***** DATA SHOWN *****

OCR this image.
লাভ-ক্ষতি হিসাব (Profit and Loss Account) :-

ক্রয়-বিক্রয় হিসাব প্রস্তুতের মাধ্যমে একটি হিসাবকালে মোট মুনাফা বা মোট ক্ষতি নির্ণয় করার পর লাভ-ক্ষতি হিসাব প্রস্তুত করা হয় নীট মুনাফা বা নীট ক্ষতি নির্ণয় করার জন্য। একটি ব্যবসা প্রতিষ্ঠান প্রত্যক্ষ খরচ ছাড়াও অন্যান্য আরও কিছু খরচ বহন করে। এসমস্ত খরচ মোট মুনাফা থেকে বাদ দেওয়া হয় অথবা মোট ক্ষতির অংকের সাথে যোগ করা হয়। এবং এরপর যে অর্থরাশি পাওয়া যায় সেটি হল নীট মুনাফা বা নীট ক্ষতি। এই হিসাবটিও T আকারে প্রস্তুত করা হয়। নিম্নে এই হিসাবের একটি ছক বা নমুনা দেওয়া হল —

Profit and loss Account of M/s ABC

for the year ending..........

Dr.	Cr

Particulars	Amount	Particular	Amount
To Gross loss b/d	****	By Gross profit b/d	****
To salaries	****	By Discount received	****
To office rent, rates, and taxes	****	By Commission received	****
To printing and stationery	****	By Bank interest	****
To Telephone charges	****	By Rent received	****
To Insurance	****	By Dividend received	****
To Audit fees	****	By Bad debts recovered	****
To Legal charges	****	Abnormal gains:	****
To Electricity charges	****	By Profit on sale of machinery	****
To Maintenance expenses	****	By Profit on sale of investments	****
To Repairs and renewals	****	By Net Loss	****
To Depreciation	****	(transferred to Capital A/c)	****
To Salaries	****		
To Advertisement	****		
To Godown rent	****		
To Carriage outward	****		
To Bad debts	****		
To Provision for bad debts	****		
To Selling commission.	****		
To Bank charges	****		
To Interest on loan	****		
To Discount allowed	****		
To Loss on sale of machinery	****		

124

*****

#### [EXERCISE REQUIREMENTS]
Find all lines holding the string "Account" and copy them.

#### [EXERCISE RESULT]
লাভ-ক্ষতি হিসাব (Profit and Loss Account) :-
Profit and loss Account of M/s ABC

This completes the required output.